**Record excerpts**

###

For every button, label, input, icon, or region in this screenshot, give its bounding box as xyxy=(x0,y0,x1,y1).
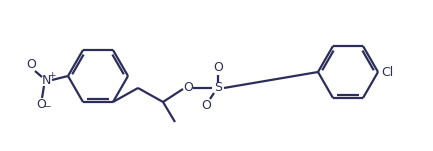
Text: +: + xyxy=(48,72,56,80)
Text: N: N xyxy=(41,74,51,87)
Text: O: O xyxy=(36,98,46,111)
Text: Cl: Cl xyxy=(381,66,393,79)
Text: O: O xyxy=(213,61,223,74)
Text: O: O xyxy=(183,82,193,95)
Text: −: − xyxy=(43,101,51,111)
Text: S: S xyxy=(214,82,222,95)
Text: O: O xyxy=(26,58,36,72)
Text: O: O xyxy=(201,100,211,112)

###

Arrange every line of the records above as a JSON list of strings, one string per line, with blank lines omitted. Leave the pictures out of the list.

**Written response**
[
  "For every button, label, input, icon, or region in this screenshot, give its bounding box as xyxy=(x0,y0,x1,y1).",
  "Text: +: + xyxy=(48,72,56,80)",
  "Text: N: N xyxy=(41,74,51,87)",
  "Text: O: O xyxy=(36,98,46,111)",
  "Text: Cl: Cl xyxy=(381,66,393,79)",
  "Text: O: O xyxy=(213,61,223,74)",
  "Text: O: O xyxy=(183,82,193,95)",
  "Text: −: − xyxy=(43,101,51,111)",
  "Text: S: S xyxy=(214,82,222,95)",
  "Text: O: O xyxy=(26,58,36,72)",
  "Text: O: O xyxy=(201,100,211,112)"
]